> **What you should do**
Copy every listing below verbatim, omitting the pictures.

━━━ Records supplied

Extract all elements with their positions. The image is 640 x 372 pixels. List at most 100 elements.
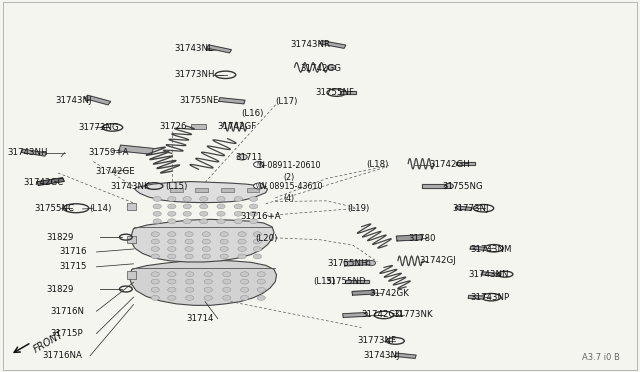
Circle shape <box>217 211 225 216</box>
Text: 31759+A: 31759+A <box>89 148 129 157</box>
Circle shape <box>220 254 228 259</box>
Text: 31714: 31714 <box>186 314 213 323</box>
Polygon shape <box>36 178 64 185</box>
Polygon shape <box>135 182 268 203</box>
Text: 31755NH: 31755NH <box>328 259 368 268</box>
Circle shape <box>445 183 454 189</box>
Circle shape <box>183 196 191 201</box>
Circle shape <box>153 196 161 201</box>
Text: (L20): (L20) <box>255 234 277 243</box>
Circle shape <box>153 204 161 209</box>
Circle shape <box>257 279 266 284</box>
Circle shape <box>183 219 191 224</box>
Circle shape <box>153 211 161 216</box>
Circle shape <box>151 279 159 284</box>
Text: W: W <box>256 183 262 189</box>
Text: 31743NN: 31743NN <box>468 270 509 279</box>
Circle shape <box>234 196 243 201</box>
Circle shape <box>200 219 208 224</box>
Text: 31742GJ: 31742GJ <box>419 256 456 265</box>
Circle shape <box>168 239 176 244</box>
Circle shape <box>202 232 211 237</box>
Polygon shape <box>456 162 475 166</box>
Circle shape <box>168 219 176 224</box>
Text: 31716: 31716 <box>60 247 87 256</box>
Circle shape <box>185 254 193 259</box>
Circle shape <box>253 232 262 237</box>
Circle shape <box>168 204 176 209</box>
Polygon shape <box>470 246 486 250</box>
Polygon shape <box>340 91 356 94</box>
Text: (L18): (L18) <box>366 160 388 169</box>
Text: 31742GG: 31742GG <box>301 64 342 73</box>
Circle shape <box>153 219 161 224</box>
Polygon shape <box>344 260 370 266</box>
Circle shape <box>217 204 225 209</box>
Text: 31755NE: 31755NE <box>179 96 219 105</box>
Text: 31742GH: 31742GH <box>430 160 470 169</box>
Circle shape <box>253 161 264 167</box>
Circle shape <box>238 247 246 251</box>
Circle shape <box>238 254 246 259</box>
Circle shape <box>183 211 191 216</box>
Circle shape <box>250 204 258 209</box>
Circle shape <box>253 254 262 259</box>
Circle shape <box>202 239 211 244</box>
Circle shape <box>151 232 159 237</box>
Polygon shape <box>195 188 208 192</box>
Polygon shape <box>456 206 472 211</box>
Circle shape <box>238 232 246 237</box>
Circle shape <box>223 272 231 277</box>
Circle shape <box>204 279 212 284</box>
Text: FRONT: FRONT <box>31 330 65 355</box>
Polygon shape <box>343 312 367 317</box>
Circle shape <box>183 204 191 209</box>
Polygon shape <box>170 188 182 192</box>
Text: 31742GC: 31742GC <box>23 178 63 187</box>
Text: (L16): (L16) <box>241 109 263 118</box>
Polygon shape <box>352 290 375 295</box>
Circle shape <box>250 211 258 216</box>
Circle shape <box>151 239 159 244</box>
Text: 31755NG: 31755NG <box>443 182 483 191</box>
Text: 31743NK: 31743NK <box>111 182 150 191</box>
Text: 31716N: 31716N <box>51 307 84 316</box>
Text: 31742GE: 31742GE <box>95 167 135 176</box>
Circle shape <box>200 211 208 216</box>
Text: 31773NH: 31773NH <box>174 70 215 79</box>
Circle shape <box>250 196 258 201</box>
Text: 31773NJ: 31773NJ <box>453 205 490 214</box>
Text: 31711: 31711 <box>236 153 263 161</box>
Circle shape <box>250 219 258 224</box>
Circle shape <box>327 65 336 70</box>
Circle shape <box>185 239 193 244</box>
Text: 31755NC: 31755NC <box>35 205 74 214</box>
Polygon shape <box>246 188 259 192</box>
Circle shape <box>151 254 159 259</box>
Circle shape <box>253 239 262 244</box>
Text: 31755ND: 31755ND <box>325 277 365 286</box>
Circle shape <box>168 211 176 216</box>
Circle shape <box>186 279 194 284</box>
Text: (L15): (L15) <box>166 182 188 191</box>
Text: (L17): (L17) <box>275 97 298 106</box>
Text: 31743NL: 31743NL <box>174 44 213 53</box>
Circle shape <box>168 254 176 259</box>
Text: (4): (4) <box>284 195 295 203</box>
Circle shape <box>204 287 212 292</box>
Circle shape <box>367 260 376 266</box>
Polygon shape <box>131 219 274 262</box>
Text: 31780: 31780 <box>408 234 436 243</box>
Circle shape <box>217 196 225 201</box>
Text: 31829: 31829 <box>47 285 74 294</box>
Text: 31716+A: 31716+A <box>240 212 281 221</box>
Circle shape <box>168 272 176 277</box>
Circle shape <box>151 287 159 292</box>
Circle shape <box>217 219 225 224</box>
Circle shape <box>186 272 194 277</box>
Polygon shape <box>468 295 484 299</box>
Text: 31715P: 31715P <box>51 329 83 338</box>
Polygon shape <box>191 125 206 129</box>
Circle shape <box>204 272 212 277</box>
Text: (2): (2) <box>284 173 295 182</box>
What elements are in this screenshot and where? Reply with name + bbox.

━━━━━━

> **Result of the exercise**
Extract all elements with their positions. The image is 640 x 372 pixels. List at most 100 elements.
Circle shape <box>217 211 225 216</box>
Text: 31759+A: 31759+A <box>89 148 129 157</box>
Circle shape <box>220 254 228 259</box>
Text: 31714: 31714 <box>186 314 213 323</box>
Polygon shape <box>36 178 64 185</box>
Polygon shape <box>135 182 268 203</box>
Text: 31755NH: 31755NH <box>328 259 368 268</box>
Circle shape <box>445 183 454 189</box>
Circle shape <box>183 196 191 201</box>
Circle shape <box>153 196 161 201</box>
Text: (L20): (L20) <box>255 234 277 243</box>
Circle shape <box>153 204 161 209</box>
Circle shape <box>257 279 266 284</box>
Circle shape <box>183 219 191 224</box>
Circle shape <box>153 211 161 216</box>
Circle shape <box>151 279 159 284</box>
Text: W: W <box>256 183 262 189</box>
Text: 31743NN: 31743NN <box>468 270 509 279</box>
Circle shape <box>234 196 243 201</box>
Circle shape <box>200 219 208 224</box>
Text: 31742GJ: 31742GJ <box>419 256 456 265</box>
Circle shape <box>168 239 176 244</box>
Circle shape <box>202 232 211 237</box>
Polygon shape <box>456 162 475 166</box>
Circle shape <box>168 219 176 224</box>
Text: 31716: 31716 <box>60 247 87 256</box>
Circle shape <box>185 254 193 259</box>
Circle shape <box>253 232 262 237</box>
Circle shape <box>168 204 176 209</box>
Polygon shape <box>470 246 486 250</box>
Polygon shape <box>340 91 356 94</box>
Text: (L18): (L18) <box>366 160 388 169</box>
Text: 31742GG: 31742GG <box>301 64 342 73</box>
Circle shape <box>153 219 161 224</box>
Polygon shape <box>344 260 370 266</box>
Circle shape <box>217 204 225 209</box>
Text: 31755NE: 31755NE <box>179 96 219 105</box>
Text: 31742GH: 31742GH <box>430 160 470 169</box>
Circle shape <box>253 161 264 167</box>
Circle shape <box>238 247 246 251</box>
Circle shape <box>238 254 246 259</box>
Circle shape <box>183 211 191 216</box>
Circle shape <box>250 204 258 209</box>
Circle shape <box>253 254 262 259</box>
Circle shape <box>202 239 211 244</box>
Circle shape <box>151 232 159 237</box>
Polygon shape <box>195 188 208 192</box>
Polygon shape <box>456 206 472 211</box>
Circle shape <box>238 232 246 237</box>
Circle shape <box>223 272 231 277</box>
Circle shape <box>204 279 212 284</box>
Text: FRONT: FRONT <box>31 330 65 355</box>
Polygon shape <box>343 312 367 317</box>
Circle shape <box>183 204 191 209</box>
Polygon shape <box>170 188 182 192</box>
Text: 31742GC: 31742GC <box>23 178 63 187</box>
Text: (L16): (L16) <box>241 109 263 118</box>
Polygon shape <box>352 290 375 295</box>
Circle shape <box>250 211 258 216</box>
Circle shape <box>151 239 159 244</box>
Text: 31755NG: 31755NG <box>443 182 483 191</box>
Text: 31743NK: 31743NK <box>111 182 150 191</box>
Text: 31716N: 31716N <box>51 307 84 316</box>
Text: 31742GE: 31742GE <box>95 167 135 176</box>
Circle shape <box>200 211 208 216</box>
Text: 31773NH: 31773NH <box>174 70 215 79</box>
Circle shape <box>250 196 258 201</box>
Text: 31773NJ: 31773NJ <box>453 205 490 214</box>
Text: 31711: 31711 <box>236 153 263 161</box>
Circle shape <box>250 219 258 224</box>
Circle shape <box>327 65 336 70</box>
Circle shape <box>185 239 193 244</box>
Text: 31755NC: 31755NC <box>35 205 74 214</box>
Polygon shape <box>246 188 259 192</box>
Circle shape <box>151 254 159 259</box>
Circle shape <box>253 239 262 244</box>
Text: 31755ND: 31755ND <box>325 277 365 286</box>
Circle shape <box>168 211 176 216</box>
Circle shape <box>186 279 194 284</box>
Text: (L15): (L15) <box>166 182 188 191</box>
Text: (L17): (L17) <box>275 97 298 106</box>
Text: 31743NL: 31743NL <box>174 44 213 53</box>
Circle shape <box>168 254 176 259</box>
Text: (4): (4) <box>284 195 295 203</box>
Circle shape <box>204 287 212 292</box>
Circle shape <box>367 260 376 266</box>
Polygon shape <box>131 219 274 262</box>
Text: 31780: 31780 <box>408 234 436 243</box>
Circle shape <box>217 196 225 201</box>
Text: 31829: 31829 <box>47 285 74 294</box>
Text: 31716+A: 31716+A <box>240 212 281 221</box>
Circle shape <box>168 272 176 277</box>
Circle shape <box>151 287 159 292</box>
Circle shape <box>217 219 225 224</box>
Circle shape <box>186 272 194 277</box>
Polygon shape <box>468 295 484 299</box>
Text: 31715P: 31715P <box>51 329 83 338</box>
Polygon shape <box>191 125 206 129</box>
Circle shape <box>204 272 212 277</box>
Text: (2): (2) <box>284 173 295 182</box>
What elements are in this screenshot and where? Reply with name + bbox.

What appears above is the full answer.